— Start —
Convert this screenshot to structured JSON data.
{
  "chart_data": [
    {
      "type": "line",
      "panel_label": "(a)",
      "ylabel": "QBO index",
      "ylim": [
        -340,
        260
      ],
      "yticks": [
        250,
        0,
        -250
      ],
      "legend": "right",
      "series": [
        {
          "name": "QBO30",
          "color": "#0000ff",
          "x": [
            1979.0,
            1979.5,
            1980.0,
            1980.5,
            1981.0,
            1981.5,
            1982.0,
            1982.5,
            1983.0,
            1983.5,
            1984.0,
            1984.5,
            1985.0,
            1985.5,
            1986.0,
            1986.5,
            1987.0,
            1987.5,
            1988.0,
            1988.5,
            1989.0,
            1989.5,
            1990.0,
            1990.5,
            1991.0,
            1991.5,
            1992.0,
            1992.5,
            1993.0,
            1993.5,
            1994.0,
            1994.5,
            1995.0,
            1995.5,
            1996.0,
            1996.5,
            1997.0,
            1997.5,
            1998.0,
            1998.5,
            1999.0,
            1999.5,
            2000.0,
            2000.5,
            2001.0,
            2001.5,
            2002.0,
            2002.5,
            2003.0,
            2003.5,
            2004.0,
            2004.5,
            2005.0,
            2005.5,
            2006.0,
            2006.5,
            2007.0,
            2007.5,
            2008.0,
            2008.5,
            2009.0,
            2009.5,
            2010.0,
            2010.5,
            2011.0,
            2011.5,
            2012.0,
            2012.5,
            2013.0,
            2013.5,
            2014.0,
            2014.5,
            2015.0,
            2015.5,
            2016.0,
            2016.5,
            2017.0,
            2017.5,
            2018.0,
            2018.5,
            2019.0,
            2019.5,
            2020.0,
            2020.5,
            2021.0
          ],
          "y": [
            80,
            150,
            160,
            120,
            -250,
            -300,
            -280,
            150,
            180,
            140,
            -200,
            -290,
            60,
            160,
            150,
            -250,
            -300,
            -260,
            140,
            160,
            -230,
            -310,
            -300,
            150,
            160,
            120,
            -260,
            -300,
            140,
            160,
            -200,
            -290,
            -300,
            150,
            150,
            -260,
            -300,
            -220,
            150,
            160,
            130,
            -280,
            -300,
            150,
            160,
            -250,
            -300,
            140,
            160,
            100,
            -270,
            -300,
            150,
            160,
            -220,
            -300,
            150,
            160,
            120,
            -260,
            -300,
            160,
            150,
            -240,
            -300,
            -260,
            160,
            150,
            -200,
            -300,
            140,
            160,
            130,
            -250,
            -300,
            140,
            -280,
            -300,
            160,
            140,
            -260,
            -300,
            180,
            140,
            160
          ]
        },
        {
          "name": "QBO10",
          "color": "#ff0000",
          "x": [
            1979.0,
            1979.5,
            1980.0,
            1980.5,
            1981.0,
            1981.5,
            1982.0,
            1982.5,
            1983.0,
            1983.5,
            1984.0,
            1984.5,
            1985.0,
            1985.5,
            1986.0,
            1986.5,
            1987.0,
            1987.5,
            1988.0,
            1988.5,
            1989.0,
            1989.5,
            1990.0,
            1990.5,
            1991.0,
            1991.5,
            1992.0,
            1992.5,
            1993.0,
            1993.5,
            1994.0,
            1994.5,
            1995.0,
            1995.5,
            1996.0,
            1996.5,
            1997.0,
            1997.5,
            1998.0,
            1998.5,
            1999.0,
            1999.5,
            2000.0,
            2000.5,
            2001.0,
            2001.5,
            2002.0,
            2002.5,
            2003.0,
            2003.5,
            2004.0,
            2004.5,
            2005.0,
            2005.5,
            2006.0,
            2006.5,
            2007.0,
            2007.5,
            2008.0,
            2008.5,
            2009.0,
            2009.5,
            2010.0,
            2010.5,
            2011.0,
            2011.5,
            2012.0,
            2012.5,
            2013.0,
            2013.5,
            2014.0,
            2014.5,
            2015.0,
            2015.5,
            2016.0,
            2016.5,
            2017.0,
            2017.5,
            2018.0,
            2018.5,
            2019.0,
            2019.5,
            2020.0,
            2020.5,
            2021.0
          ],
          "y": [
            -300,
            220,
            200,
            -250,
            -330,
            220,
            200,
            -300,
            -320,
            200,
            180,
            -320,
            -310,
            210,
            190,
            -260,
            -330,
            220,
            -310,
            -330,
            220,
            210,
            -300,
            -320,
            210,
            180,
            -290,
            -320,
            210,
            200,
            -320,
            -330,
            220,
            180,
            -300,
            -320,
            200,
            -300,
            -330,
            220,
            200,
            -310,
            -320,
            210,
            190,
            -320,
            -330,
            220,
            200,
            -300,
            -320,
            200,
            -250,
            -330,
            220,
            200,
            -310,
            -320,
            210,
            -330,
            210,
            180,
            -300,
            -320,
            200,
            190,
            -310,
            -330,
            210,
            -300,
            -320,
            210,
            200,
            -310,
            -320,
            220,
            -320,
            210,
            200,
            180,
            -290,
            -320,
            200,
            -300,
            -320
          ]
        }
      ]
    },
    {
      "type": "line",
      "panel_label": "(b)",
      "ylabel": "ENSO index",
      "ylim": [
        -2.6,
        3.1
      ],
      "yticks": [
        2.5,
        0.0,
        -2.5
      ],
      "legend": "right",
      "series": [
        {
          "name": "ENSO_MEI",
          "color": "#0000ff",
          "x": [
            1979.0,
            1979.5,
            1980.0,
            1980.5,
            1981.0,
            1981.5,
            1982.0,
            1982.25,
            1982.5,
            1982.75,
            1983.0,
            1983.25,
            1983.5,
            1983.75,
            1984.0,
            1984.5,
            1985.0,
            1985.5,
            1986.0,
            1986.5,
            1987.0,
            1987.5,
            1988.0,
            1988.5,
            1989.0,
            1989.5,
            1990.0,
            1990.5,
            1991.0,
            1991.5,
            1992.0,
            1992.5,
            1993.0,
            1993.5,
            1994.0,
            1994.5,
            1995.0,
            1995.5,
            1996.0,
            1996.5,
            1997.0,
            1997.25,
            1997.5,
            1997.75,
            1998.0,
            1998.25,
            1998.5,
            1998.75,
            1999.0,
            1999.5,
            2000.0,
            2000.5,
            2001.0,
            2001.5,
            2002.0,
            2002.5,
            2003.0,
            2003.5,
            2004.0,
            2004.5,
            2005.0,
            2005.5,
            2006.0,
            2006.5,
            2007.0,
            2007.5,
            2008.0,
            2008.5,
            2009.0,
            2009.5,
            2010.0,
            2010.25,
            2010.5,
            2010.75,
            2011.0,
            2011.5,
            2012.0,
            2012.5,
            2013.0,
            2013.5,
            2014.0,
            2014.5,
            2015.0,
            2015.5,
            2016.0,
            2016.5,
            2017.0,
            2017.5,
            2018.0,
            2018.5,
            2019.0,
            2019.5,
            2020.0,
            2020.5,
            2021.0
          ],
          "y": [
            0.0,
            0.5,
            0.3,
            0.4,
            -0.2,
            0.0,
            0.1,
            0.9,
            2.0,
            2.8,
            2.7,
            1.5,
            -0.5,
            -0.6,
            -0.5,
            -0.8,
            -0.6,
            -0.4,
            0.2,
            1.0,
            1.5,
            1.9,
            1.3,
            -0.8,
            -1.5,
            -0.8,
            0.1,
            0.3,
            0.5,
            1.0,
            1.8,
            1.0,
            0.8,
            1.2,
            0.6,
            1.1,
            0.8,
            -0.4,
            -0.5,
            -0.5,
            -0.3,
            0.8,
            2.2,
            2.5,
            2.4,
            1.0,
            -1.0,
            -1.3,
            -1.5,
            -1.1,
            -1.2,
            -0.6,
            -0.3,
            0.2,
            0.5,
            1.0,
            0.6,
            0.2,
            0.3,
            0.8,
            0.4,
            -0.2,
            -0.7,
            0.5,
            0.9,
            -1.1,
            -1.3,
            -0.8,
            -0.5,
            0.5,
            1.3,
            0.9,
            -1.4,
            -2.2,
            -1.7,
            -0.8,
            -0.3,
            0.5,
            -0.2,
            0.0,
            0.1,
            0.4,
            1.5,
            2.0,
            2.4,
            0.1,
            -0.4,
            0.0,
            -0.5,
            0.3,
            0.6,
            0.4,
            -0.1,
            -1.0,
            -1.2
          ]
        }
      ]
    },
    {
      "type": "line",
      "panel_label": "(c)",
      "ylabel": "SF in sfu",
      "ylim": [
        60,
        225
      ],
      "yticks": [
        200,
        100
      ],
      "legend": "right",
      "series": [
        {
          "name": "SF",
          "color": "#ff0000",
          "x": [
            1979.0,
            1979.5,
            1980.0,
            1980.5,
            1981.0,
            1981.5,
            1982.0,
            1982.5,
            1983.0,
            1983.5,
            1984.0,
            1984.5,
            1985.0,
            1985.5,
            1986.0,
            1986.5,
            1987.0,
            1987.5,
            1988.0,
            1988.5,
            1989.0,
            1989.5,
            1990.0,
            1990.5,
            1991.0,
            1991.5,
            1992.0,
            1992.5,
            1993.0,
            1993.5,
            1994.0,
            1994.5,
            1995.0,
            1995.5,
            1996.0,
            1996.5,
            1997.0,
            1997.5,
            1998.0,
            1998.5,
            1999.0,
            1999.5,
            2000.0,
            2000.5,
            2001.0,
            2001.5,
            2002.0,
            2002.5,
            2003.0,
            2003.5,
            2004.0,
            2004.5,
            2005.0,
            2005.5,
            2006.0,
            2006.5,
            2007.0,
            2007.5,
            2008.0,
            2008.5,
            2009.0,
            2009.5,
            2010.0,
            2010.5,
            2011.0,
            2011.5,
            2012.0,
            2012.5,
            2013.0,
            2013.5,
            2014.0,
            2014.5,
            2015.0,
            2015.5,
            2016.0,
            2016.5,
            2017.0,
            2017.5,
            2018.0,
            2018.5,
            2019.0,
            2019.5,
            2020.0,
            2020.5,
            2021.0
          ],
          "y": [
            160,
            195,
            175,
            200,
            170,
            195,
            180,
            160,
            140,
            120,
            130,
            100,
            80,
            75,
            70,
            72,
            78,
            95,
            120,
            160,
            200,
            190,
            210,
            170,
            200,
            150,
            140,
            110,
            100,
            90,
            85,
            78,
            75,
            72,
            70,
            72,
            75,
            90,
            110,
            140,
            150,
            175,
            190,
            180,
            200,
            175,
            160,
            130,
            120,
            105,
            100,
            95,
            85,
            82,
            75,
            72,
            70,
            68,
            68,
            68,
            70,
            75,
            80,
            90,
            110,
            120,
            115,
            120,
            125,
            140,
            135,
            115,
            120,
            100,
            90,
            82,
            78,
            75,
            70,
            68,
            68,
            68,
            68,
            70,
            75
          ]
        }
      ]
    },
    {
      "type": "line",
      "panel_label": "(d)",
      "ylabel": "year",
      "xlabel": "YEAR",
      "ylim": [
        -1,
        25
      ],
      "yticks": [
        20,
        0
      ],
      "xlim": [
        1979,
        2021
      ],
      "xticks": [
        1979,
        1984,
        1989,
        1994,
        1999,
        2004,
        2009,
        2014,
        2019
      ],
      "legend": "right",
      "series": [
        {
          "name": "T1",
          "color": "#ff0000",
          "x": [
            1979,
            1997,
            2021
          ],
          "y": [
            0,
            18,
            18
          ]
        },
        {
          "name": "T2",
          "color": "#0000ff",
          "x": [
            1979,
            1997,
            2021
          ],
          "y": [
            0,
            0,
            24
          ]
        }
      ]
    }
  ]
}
— End —
*What is expected*
Search the records for the string "name" and return every line in which it occurs.

*Expected output*
          "name": "QBO30",
          "name": "QBO10",
          "name": "ENSO_MEI",
          "name": "SF",
          "name": "T1",
          "name": "T2",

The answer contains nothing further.